**WRITTEN PROBLEM:** Please transcribe the records precisely; pictures stay out of your copy.

**TASK INPUTS:**
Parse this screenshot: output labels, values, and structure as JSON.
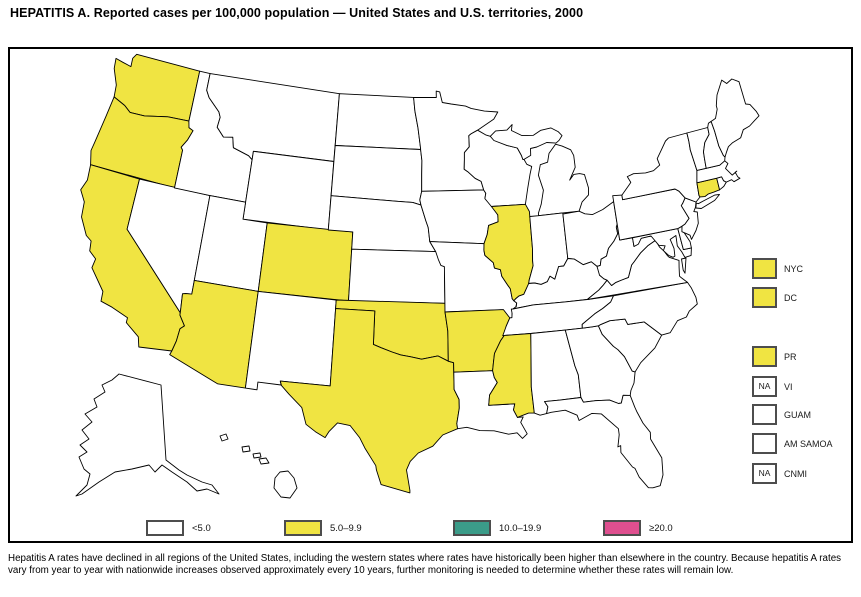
{
  "title": "HEPATITIS A. Reported cases per 100,000 population — United States and U.S. territories, 2000",
  "footnote": "Hepatitis A rates have declined in all regions of the United States, including the western states where rates have historically been higher than elsewhere in the country. Because hepatitis A rates vary from year to year with nationwide increases observed approximately every 10 years, further monitoring is needed to determine whether these rates will remain low.",
  "colors": {
    "lt5": "#FFFFFF",
    "r5to9": "#F0E442",
    "r10to19": "#3B9C89",
    "gte20": "#DF4F8F",
    "swatch_border": "#4D4D4D",
    "state_border": "#000000"
  },
  "legend": [
    {
      "label": "<5.0",
      "category": "lt5"
    },
    {
      "label": "5.0–9.9",
      "category": "r5to9"
    },
    {
      "label": "10.0–19.9",
      "category": "r10to19"
    },
    {
      "label": "≥20.0",
      "category": "gte20"
    }
  ],
  "territories": [
    {
      "label": "NYC",
      "category": "r5to9",
      "value": ""
    },
    {
      "label": "DC",
      "category": "r5to9",
      "value": ""
    },
    {
      "label": "PR",
      "category": "r5to9",
      "value": ""
    },
    {
      "label": "VI",
      "category": "lt5",
      "value": "NA"
    },
    {
      "label": "GUAM",
      "category": "lt5",
      "value": ""
    },
    {
      "label": "AM SAMOA",
      "category": "lt5",
      "value": ""
    },
    {
      "label": "CNMI",
      "category": "lt5",
      "value": "NA"
    }
  ],
  "map_data": {
    "type": "choropleth",
    "metric": "Hepatitis A reported cases per 100,000 population, 2000",
    "classes": [
      "<5.0",
      "5.0–9.9",
      "10.0–19.9",
      "≥20.0"
    ],
    "states_5to9": [
      "WA",
      "OR",
      "CA",
      "AZ",
      "CO",
      "TX",
      "OK",
      "AR",
      "MS",
      "IL",
      "CT"
    ],
    "states_10to19": [],
    "states_gte20": [],
    "all_other_states_class": "<5.0",
    "territories_5to9": [
      "NYC",
      "DC",
      "PR"
    ],
    "territories_no_data": [
      "VI",
      "CNMI"
    ],
    "territories_lt5": [
      "GUAM",
      "AM SAMOA"
    ]
  }
}
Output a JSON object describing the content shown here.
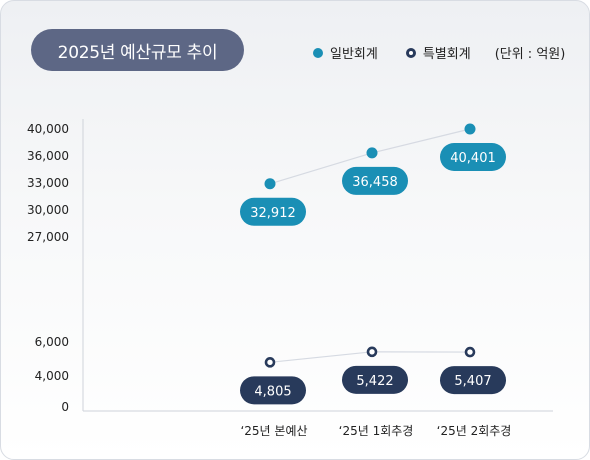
{
  "chart_data": {
    "type": "line",
    "title": "2025년 예산규모 추이",
    "unit_label": "(단위 : 억원)",
    "categories": [
      "‘25년 본예산",
      "‘25년 1회추경",
      "‘25년 2회추경"
    ],
    "series": [
      {
        "name": "일반회계",
        "values": [
          32912,
          36458,
          40401
        ],
        "labels": [
          "32,912",
          "36,458",
          "40,401"
        ],
        "color": "#1a8fb5",
        "marker": "filled"
      },
      {
        "name": "특별회계",
        "values": [
          4805,
          5422,
          5407
        ],
        "labels": [
          "4,805",
          "5,422",
          "5,407"
        ],
        "color": "#283a5b",
        "marker": "ring"
      }
    ],
    "y_axis": {
      "broken": true,
      "ticks": [
        0,
        4000,
        6000,
        27000,
        30000,
        33000,
        36000,
        40000
      ],
      "tick_labels": [
        "0",
        "4,000",
        "6,000",
        "27,000",
        "30,000",
        "33,000",
        "36,000",
        "40,000"
      ],
      "lower_segment": [
        0,
        6000
      ],
      "upper_segment": [
        27000,
        40000
      ]
    },
    "grid": false,
    "legend_position": "top-right"
  },
  "colors": {
    "title_pill": "#5d6785",
    "general_account": "#1a8fb5",
    "special_account": "#283a5b",
    "connector_line": "#d6dae2",
    "axis": "#cfd3da"
  }
}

**THE RESULT:**
Parse this screenshot: output labels, values, and structure as JSON.
{
  "title": "HEPATITIS A. Reported cases per 100,000 population — United States and U.S. territories, 2000",
  "footnote": "Hepatitis A rates have declined in all regions of the United States, including the western states where rates have historically been higher than elsewhere in the country. Because hepatitis A rates vary from year to year with nationwide increases observed approximately every 10 years, further monitoring is needed to determine whether these rates will remain low.",
  "colors": {
    "lt5": "#FFFFFF",
    "r5to9": "#F0E442",
    "r10to19": "#3B9C89",
    "gte20": "#DF4F8F",
    "swatch_border": "#4D4D4D",
    "state_border": "#000000"
  },
  "legend": [
    {
      "label": "<5.0",
      "category": "lt5"
    },
    {
      "label": "5.0–9.9",
      "category": "r5to9"
    },
    {
      "label": "10.0–19.9",
      "category": "r10to19"
    },
    {
      "label": "≥20.0",
      "category": "gte20"
    }
  ],
  "territories": [
    {
      "label": "NYC",
      "category": "r5to9",
      "value": ""
    },
    {
      "label": "DC",
      "category": "r5to9",
      "value": ""
    },
    {
      "label": "PR",
      "category": "r5to9",
      "value": ""
    },
    {
      "label": "VI",
      "category": "lt5",
      "value": "NA"
    },
    {
      "label": "GUAM",
      "category": "lt5",
      "value": ""
    },
    {
      "label": "AM SAMOA",
      "category": "lt5",
      "value": ""
    },
    {
      "label": "CNMI",
      "category": "lt5",
      "value": "NA"
    }
  ],
  "map_data": {
    "type": "choropleth",
    "metric": "Hepatitis A reported cases per 100,000 population, 2000",
    "classes": [
      "<5.0",
      "5.0–9.9",
      "10.0–19.9",
      "≥20.0"
    ],
    "states_5to9": [
      "WA",
      "OR",
      "CA",
      "AZ",
      "CO",
      "TX",
      "OK",
      "AR",
      "MS",
      "IL",
      "CT"
    ],
    "states_10to19": [],
    "states_gte20": [],
    "all_other_states_class": "<5.0",
    "territories_5to9": [
      "NYC",
      "DC",
      "PR"
    ],
    "territories_no_data": [
      "VI",
      "CNMI"
    ],
    "territories_lt5": [
      "GUAM",
      "AM SAMOA"
    ]
  }
}
Output a JSON object describing the content shown here.
{
  "chart_data": {
    "type": "line",
    "title": "2025년 예산규모 추이",
    "unit_label": "(단위 : 억원)",
    "categories": [
      "‘25년 본예산",
      "‘25년 1회추경",
      "‘25년 2회추경"
    ],
    "series": [
      {
        "name": "일반회계",
        "values": [
          32912,
          36458,
          40401
        ],
        "labels": [
          "32,912",
          "36,458",
          "40,401"
        ],
        "color": "#1a8fb5",
        "marker": "filled"
      },
      {
        "name": "특별회계",
        "values": [
          4805,
          5422,
          5407
        ],
        "labels": [
          "4,805",
          "5,422",
          "5,407"
        ],
        "color": "#283a5b",
        "marker": "ring"
      }
    ],
    "y_axis": {
      "broken": true,
      "ticks": [
        0,
        4000,
        6000,
        27000,
        30000,
        33000,
        36000,
        40000
      ],
      "tick_labels": [
        "0",
        "4,000",
        "6,000",
        "27,000",
        "30,000",
        "33,000",
        "36,000",
        "40,000"
      ],
      "lower_segment": [
        0,
        6000
      ],
      "upper_segment": [
        27000,
        40000
      ]
    },
    "grid": false,
    "legend_position": "top-right"
  },
  "colors": {
    "title_pill": "#5d6785",
    "general_account": "#1a8fb5",
    "special_account": "#283a5b",
    "connector_line": "#d6dae2",
    "axis": "#cfd3da"
  }
}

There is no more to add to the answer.